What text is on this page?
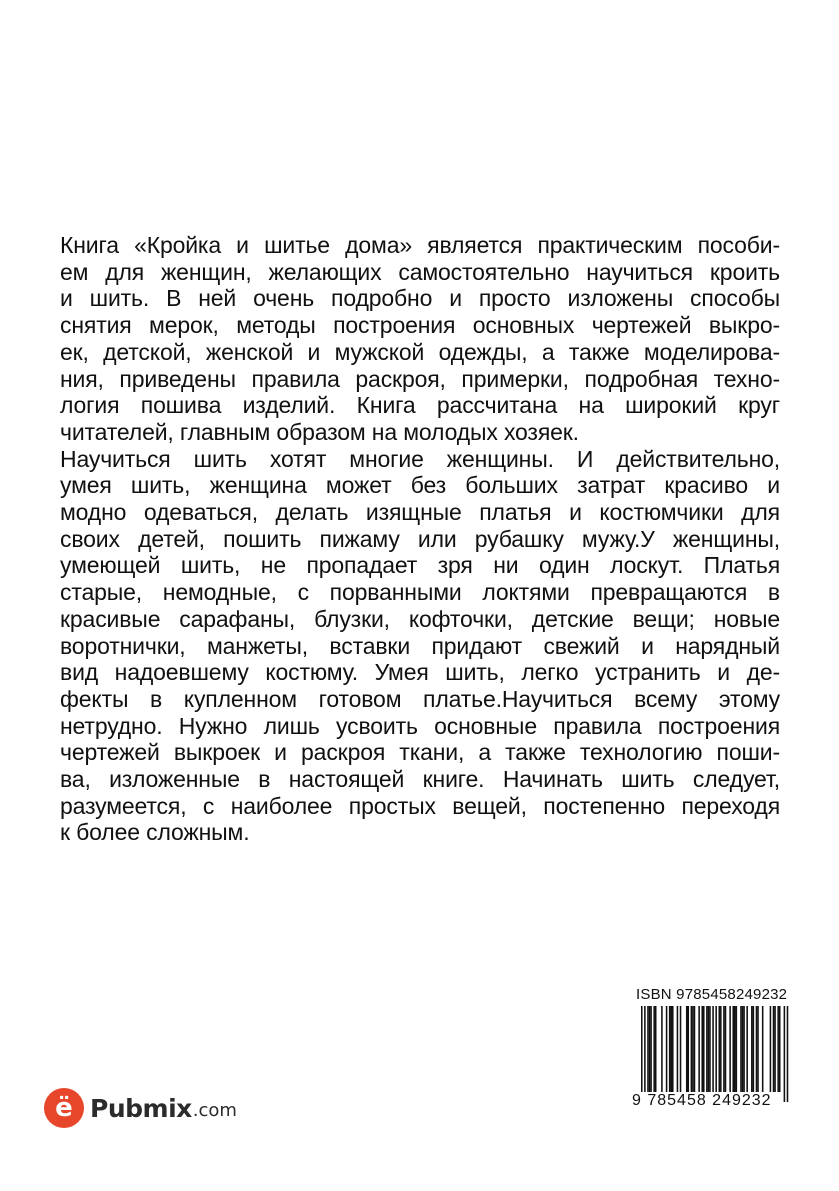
Книга «Кройка и шитье дома» является практическим пособи-
ем для женщин, желающих самостоятельно научиться кроить
и шить. В ней очень подробно и просто изложены способы
снятия мерок, методы построения основных чертежей выкро-
ек, детской, женской и мужской одежды, а также моделирова-
ния, приведены правила раскроя, примерки, подробная техно-
логия пошива изделий. Книга рассчитана на широкий круг
читателей, главным образом на молодых хозяек.

Научиться шить хотят многие женщины. И действительно,
умея шить, женщина может без больших затрат красиво и
модно одеваться, делать изящные платья и костюмчики для
своих детей, пошить пижаму или рубашку мужу.У женщины,
умеющей шить, не пропадает зря ни один лоскут. Платья
старые, немодные, с порванными локтями превращаются в
красивые сарафаны, блузки, кофточки, детские вещи; новые
воротнички, манжеты, вставки придают свежий и нарядный
вид надоевшему костюму. Умея шить, легко устранить и де-
фекты в купленном готовом платье.Научиться всему этому
нетрудно. Нужно лишь усвоить основные правила построения
чертежей выкроек и раскроя ткани, а также технологию поши-
ва, изложенные в настоящей книге. Начинать шить следует,
разумеется, с наиболее простых вещей, постепенно переходя
к более сложным.

ISBN 9785458249232
9 785458 249232
ё Pubmix .com
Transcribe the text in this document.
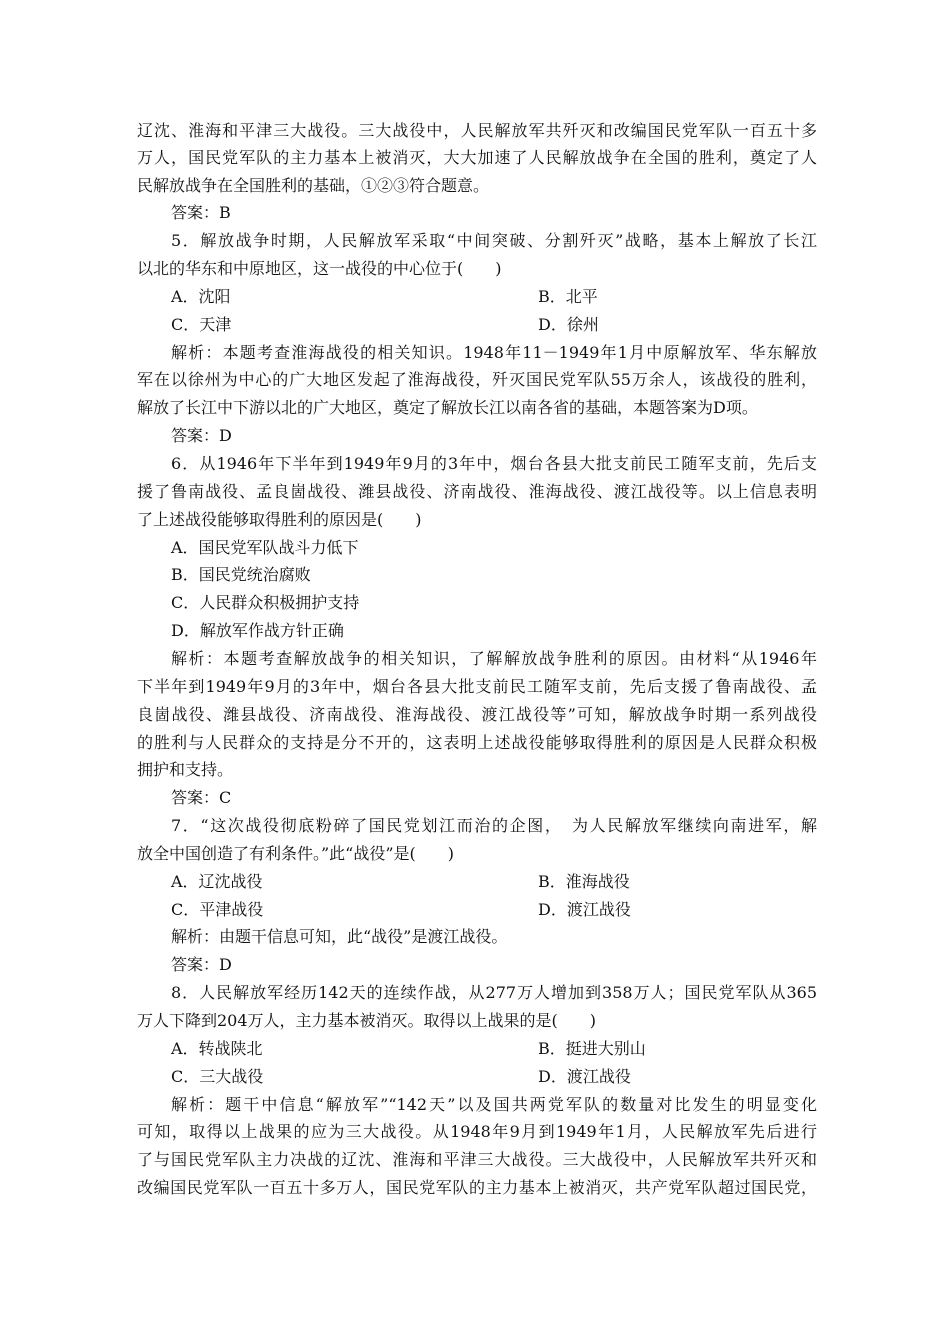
辽沈、淮海和平津三大战役。三大战役中，人民解放军共歼灭和改编国民党军队一百五十多
万人，国民党军队的主力基本上被消灭，大大加速了人民解放战争在全国的胜利，奠定了人
民解放战争在全国胜利的基础，①②③符合题意。
答案：B
5．解放战争时期，人民解放军采取“中间突破、分割歼灭”战略，基本上解放了长江
以北的华东和中原地区，这一战役的中心位于(　　)
A．沈阳	B．北平
C．天津	D．徐州
解析：本题考查淮海战役的相关知识。1948年11－1949年1月中原解放军、华东解放
军在以徐州为中心的广大地区发起了淮海战役，歼灭国民党军队55万余人，该战役的胜利，
解放了长江中下游以北的广大地区，奠定了解放长江以南各省的基础，本题答案为D项。
答案：D
6．从1946年下半年到1949年9月的3年中，烟台各县大批支前民工随军支前，先后支
援了鲁南战役、孟良崮战役、潍县战役、济南战役、淮海战役、渡江战役等。以上信息表明
了上述战役能够取得胜利的原因是(　　)
A．国民党军队战斗力低下
B．国民党统治腐败
C．人民群众积极拥护支持
D．解放军作战方针正确
解析：本题考查解放战争的相关知识，了解解放战争胜利的原因。由材料“从1946年
下半年到1949年9月的3年中，烟台各县大批支前民工随军支前，先后支援了鲁南战役、孟
良崮战役、潍县战役、济南战役、淮海战役、渡江战役等”可知，解放战争时期一系列战役
的胜利与人民群众的支持是分不开的，这表明上述战役能够取得胜利的原因是人民群众积极
拥护和支持。
答案：C
7．“这次战役彻底粉碎了国民党划江而治的企图，　为人民解放军继续向南进军，解
放全中国创造了有利条件。”此“战役”是(　　)
A．辽沈战役	B．淮海战役
C．平津战役	D．渡江战役
解析：由题干信息可知，此“战役”是渡江战役。
答案：D
8．人民解放军经历142天的连续作战，从277万人增加到358万人；国民党军队从365
万人下降到204万人，主力基本被消灭。取得以上战果的是(　　)
A．转战陕北	B．挺进大别山
C．三大战役	D．渡江战役
解析：题干中信息“解放军”“142天”以及国共两党军队的数量对比发生的明显变化
可知，取得以上战果的应为三大战役。从1948年9月到1949年1月，人民解放军先后进行
了与国民党军队主力决战的辽沈、淮海和平津三大战役。三大战役中，人民解放军共歼灭和
改编国民党军队一百五十多万人，国民党军队的主力基本上被消灭，共产党军队超过国民党，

→ Description of the task
Go back to the records above and write them out exactly, without the pictures.

→ Task output
What text is on this page?
Книга «Кройка и шитье дома» является практическим пособи-
ем для женщин, желающих самостоятельно научиться кроить
и шить. В ней очень подробно и просто изложены способы
снятия мерок, методы построения основных чертежей выкро-
ек, детской, женской и мужской одежды, а также моделирова-
ния, приведены правила раскроя, примерки, подробная техно-
логия пошива изделий. Книга рассчитана на широкий круг
читателей, главным образом на молодых хозяек.

Научиться шить хотят многие женщины. И действительно,
умея шить, женщина может без больших затрат красиво и
модно одеваться, делать изящные платья и костюмчики для
своих детей, пошить пижаму или рубашку мужу.У женщины,
умеющей шить, не пропадает зря ни один лоскут. Платья
старые, немодные, с порванными локтями превращаются в
красивые сарафаны, блузки, кофточки, детские вещи; новые
воротнички, манжеты, вставки придают свежий и нарядный
вид надоевшему костюму. Умея шить, легко устранить и де-
фекты в купленном готовом платье.Научиться всему этому
нетрудно. Нужно лишь усвоить основные правила построения
чертежей выкроек и раскроя ткани, а также технологию поши-
ва, изложенные в настоящей книге. Начинать шить следует,
разумеется, с наиболее простых вещей, постепенно переходя
к более сложным.

ISBN 9785458249232
9 785458 249232
ё Pubmix .com
Transcribe the text in this document.
辽沈、淮海和平津三大战役。三大战役中，人民解放军共歼灭和改编国民党军队一百五十多
万人，国民党军队的主力基本上被消灭，大大加速了人民解放战争在全国的胜利，奠定了人
民解放战争在全国胜利的基础，①②③符合题意。
答案：B
5．解放战争时期，人民解放军采取“中间突破、分割歼灭”战略，基本上解放了长江
以北的华东和中原地区，这一战役的中心位于(　　)
A．沈阳	B．北平
C．天津	D．徐州
解析：本题考查淮海战役的相关知识。1948年11－1949年1月中原解放军、华东解放
军在以徐州为中心的广大地区发起了淮海战役，歼灭国民党军队55万余人，该战役的胜利，
解放了长江中下游以北的广大地区，奠定了解放长江以南各省的基础，本题答案为D项。
答案：D
6．从1946年下半年到1949年9月的3年中，烟台各县大批支前民工随军支前，先后支
援了鲁南战役、孟良崮战役、潍县战役、济南战役、淮海战役、渡江战役等。以上信息表明
了上述战役能够取得胜利的原因是(　　)
A．国民党军队战斗力低下
B．国民党统治腐败
C．人民群众积极拥护支持
D．解放军作战方针正确
解析：本题考查解放战争的相关知识，了解解放战争胜利的原因。由材料“从1946年
下半年到1949年9月的3年中，烟台各县大批支前民工随军支前，先后支援了鲁南战役、孟
良崮战役、潍县战役、济南战役、淮海战役、渡江战役等”可知，解放战争时期一系列战役
的胜利与人民群众的支持是分不开的，这表明上述战役能够取得胜利的原因是人民群众积极
拥护和支持。
答案：C
7．“这次战役彻底粉碎了国民党划江而治的企图，　为人民解放军继续向南进军，解
放全中国创造了有利条件。”此“战役”是(　　)
A．辽沈战役	B．淮海战役
C．平津战役	D．渡江战役
解析：由题干信息可知，此“战役”是渡江战役。
答案：D
8．人民解放军经历142天的连续作战，从277万人增加到358万人；国民党军队从365
万人下降到204万人，主力基本被消灭。取得以上战果的是(　　)
A．转战陕北	B．挺进大别山
C．三大战役	D．渡江战役
解析：题干中信息“解放军”“142天”以及国共两党军队的数量对比发生的明显变化
可知，取得以上战果的应为三大战役。从1948年9月到1949年1月，人民解放军先后进行
了与国民党军队主力决战的辽沈、淮海和平津三大战役。三大战役中，人民解放军共歼灭和
改编国民党军队一百五十多万人，国民党军队的主力基本上被消灭，共产党军队超过国民党，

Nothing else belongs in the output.